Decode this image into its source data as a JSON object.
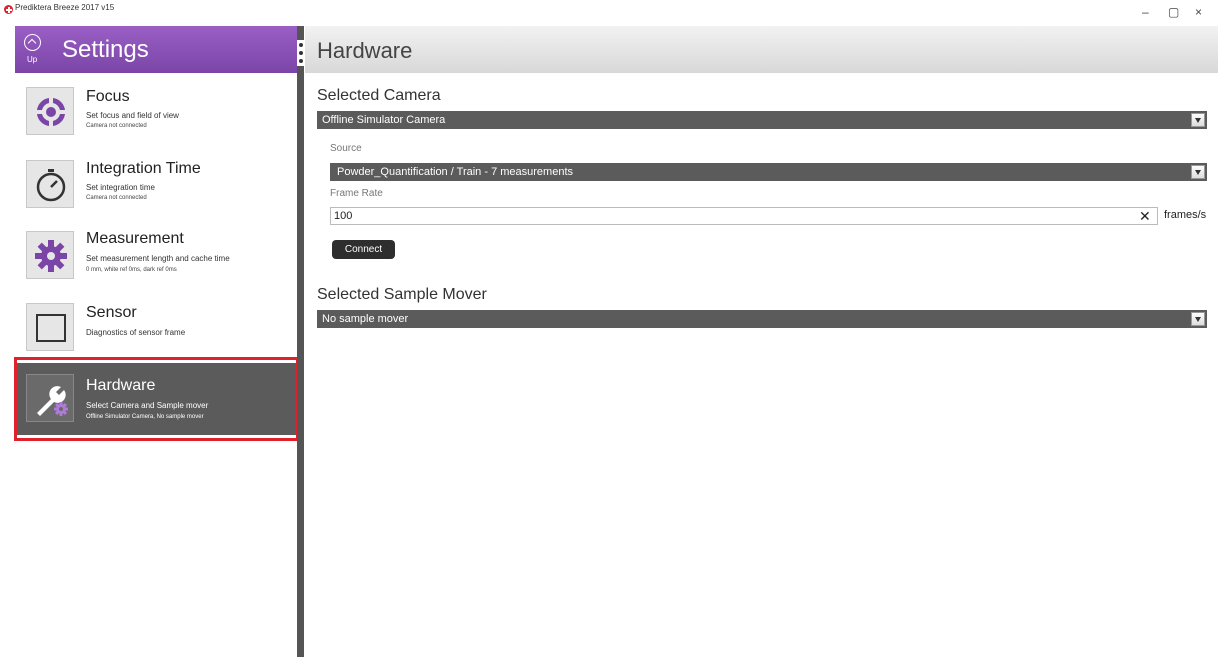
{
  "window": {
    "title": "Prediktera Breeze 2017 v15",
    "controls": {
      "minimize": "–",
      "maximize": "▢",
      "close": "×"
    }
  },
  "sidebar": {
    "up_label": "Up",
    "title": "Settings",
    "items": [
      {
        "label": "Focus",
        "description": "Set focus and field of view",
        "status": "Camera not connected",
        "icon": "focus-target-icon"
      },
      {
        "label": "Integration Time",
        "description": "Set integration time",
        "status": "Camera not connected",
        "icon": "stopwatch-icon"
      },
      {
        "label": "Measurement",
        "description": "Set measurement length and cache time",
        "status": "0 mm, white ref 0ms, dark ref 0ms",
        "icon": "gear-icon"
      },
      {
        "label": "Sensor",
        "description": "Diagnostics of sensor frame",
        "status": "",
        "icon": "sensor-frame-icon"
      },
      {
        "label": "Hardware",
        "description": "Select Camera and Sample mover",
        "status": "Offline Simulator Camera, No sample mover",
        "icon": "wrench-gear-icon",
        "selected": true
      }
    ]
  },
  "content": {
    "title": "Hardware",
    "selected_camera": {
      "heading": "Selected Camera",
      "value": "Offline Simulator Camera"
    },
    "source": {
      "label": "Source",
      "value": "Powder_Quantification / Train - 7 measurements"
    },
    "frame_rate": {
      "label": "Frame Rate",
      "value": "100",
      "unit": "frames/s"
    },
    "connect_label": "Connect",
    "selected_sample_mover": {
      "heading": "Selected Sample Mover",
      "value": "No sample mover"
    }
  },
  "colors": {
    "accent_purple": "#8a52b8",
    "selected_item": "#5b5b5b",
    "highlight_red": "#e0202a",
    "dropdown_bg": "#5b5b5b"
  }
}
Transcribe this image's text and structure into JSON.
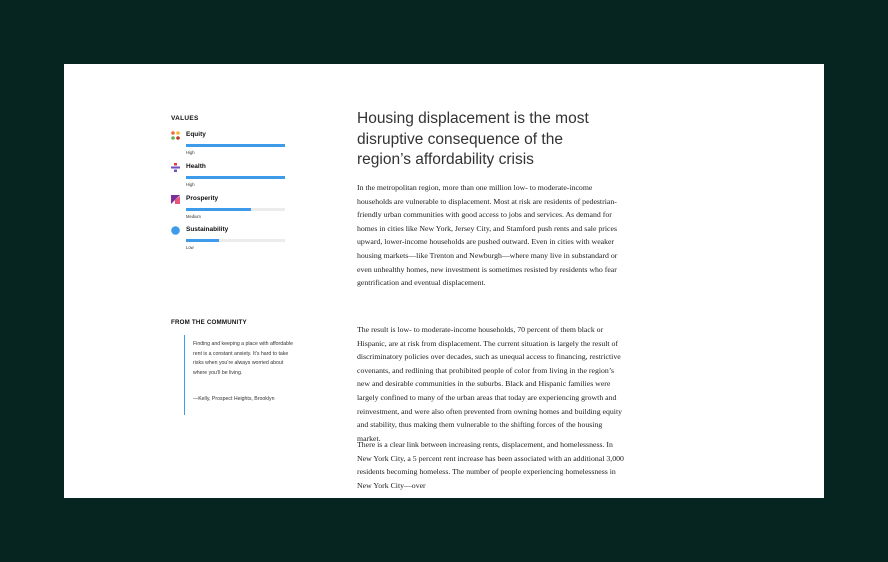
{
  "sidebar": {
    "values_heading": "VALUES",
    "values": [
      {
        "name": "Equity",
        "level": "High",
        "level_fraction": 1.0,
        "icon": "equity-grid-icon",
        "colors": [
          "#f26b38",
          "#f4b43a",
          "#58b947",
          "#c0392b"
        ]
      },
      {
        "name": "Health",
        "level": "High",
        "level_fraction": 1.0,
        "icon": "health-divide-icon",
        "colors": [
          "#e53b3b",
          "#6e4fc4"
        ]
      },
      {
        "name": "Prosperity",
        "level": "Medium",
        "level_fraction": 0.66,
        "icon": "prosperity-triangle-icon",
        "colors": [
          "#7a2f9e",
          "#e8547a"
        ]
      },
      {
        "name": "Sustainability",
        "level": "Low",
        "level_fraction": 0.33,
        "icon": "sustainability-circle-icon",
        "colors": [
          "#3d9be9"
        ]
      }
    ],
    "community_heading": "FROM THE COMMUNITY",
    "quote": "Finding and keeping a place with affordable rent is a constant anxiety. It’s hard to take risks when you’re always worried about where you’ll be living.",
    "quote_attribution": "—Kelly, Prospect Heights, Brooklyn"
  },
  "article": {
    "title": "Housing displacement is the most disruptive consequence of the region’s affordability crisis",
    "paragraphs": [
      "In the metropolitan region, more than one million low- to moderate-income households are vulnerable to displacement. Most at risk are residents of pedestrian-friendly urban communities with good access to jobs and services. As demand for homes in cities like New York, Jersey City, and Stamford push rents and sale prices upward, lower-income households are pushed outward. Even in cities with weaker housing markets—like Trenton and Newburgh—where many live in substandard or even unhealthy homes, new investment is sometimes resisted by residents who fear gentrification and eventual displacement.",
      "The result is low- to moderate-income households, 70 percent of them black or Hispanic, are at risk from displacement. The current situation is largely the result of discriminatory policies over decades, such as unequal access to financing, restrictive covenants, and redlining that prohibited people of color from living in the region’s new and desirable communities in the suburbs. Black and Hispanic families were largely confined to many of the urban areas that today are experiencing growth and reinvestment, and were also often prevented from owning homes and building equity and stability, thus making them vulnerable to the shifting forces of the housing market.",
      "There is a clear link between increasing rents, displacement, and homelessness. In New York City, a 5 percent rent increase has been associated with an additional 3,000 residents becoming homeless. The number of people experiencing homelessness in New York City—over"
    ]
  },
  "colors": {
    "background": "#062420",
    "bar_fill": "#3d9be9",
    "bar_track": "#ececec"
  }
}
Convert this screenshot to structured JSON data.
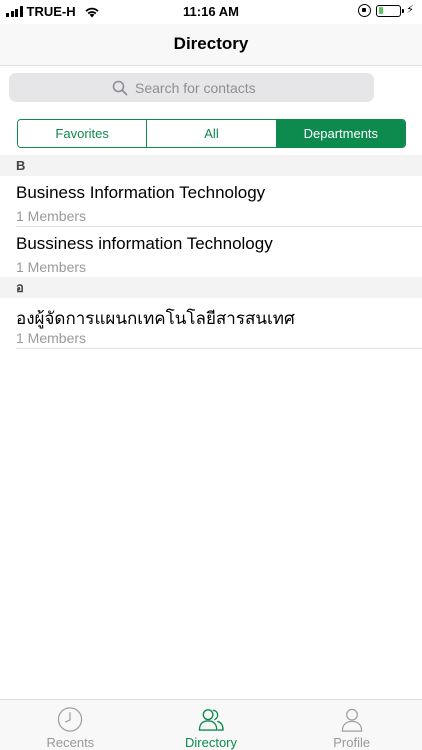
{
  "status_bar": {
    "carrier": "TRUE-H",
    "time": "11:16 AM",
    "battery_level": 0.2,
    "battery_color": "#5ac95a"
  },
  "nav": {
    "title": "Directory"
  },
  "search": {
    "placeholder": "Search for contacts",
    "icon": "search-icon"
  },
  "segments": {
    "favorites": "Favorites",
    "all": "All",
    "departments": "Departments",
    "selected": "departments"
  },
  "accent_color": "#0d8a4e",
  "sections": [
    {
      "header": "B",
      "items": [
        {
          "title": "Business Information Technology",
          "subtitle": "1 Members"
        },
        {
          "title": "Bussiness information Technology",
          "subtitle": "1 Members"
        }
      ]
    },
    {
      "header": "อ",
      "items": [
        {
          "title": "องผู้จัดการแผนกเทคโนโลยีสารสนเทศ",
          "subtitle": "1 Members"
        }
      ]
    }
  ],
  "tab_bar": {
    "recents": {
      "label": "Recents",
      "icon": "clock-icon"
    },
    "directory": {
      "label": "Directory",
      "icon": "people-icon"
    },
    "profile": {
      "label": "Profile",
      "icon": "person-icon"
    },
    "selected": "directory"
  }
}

══════════

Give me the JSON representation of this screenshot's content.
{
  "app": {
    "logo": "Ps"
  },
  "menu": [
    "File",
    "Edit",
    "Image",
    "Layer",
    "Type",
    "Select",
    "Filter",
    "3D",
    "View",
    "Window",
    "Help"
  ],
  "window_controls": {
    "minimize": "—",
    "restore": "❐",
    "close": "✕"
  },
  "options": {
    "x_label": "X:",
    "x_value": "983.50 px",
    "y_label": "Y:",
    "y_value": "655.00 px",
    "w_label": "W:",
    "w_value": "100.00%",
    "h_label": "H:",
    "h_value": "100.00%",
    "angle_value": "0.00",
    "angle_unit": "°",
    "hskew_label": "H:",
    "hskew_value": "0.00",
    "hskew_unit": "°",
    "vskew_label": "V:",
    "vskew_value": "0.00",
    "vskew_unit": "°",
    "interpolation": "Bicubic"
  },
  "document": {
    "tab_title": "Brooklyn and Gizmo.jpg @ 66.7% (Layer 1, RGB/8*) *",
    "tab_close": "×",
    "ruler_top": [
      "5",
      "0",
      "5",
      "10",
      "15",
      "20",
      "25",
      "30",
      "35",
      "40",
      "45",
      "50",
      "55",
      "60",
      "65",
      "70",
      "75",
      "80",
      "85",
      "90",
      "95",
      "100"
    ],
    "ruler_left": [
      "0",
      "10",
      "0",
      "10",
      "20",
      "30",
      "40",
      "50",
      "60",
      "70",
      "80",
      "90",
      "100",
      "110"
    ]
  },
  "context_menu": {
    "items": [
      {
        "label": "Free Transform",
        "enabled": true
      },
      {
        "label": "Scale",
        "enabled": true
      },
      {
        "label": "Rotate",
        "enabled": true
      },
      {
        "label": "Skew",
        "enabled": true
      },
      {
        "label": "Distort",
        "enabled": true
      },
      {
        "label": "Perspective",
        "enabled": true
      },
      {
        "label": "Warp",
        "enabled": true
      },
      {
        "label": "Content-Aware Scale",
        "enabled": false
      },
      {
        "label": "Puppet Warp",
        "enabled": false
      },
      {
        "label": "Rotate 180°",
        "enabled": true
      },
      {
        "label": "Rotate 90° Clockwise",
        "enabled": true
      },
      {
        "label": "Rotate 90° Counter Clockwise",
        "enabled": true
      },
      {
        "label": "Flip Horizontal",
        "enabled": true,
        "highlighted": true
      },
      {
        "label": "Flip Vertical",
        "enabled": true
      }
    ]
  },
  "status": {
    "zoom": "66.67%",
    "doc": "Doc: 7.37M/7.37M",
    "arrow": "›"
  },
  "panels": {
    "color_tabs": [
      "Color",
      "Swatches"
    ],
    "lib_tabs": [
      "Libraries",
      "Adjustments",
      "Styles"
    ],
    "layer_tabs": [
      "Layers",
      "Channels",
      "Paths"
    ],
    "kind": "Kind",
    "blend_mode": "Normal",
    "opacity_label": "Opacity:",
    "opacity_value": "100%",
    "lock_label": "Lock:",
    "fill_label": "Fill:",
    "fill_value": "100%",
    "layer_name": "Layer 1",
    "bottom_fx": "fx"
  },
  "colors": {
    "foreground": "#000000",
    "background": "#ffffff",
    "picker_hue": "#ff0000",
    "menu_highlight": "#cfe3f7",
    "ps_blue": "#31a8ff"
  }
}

══════════

▶ _Work instructions_
Of the lines above, how many hold the string "Flip"? Answer with only the number.

▶ _Full response_
2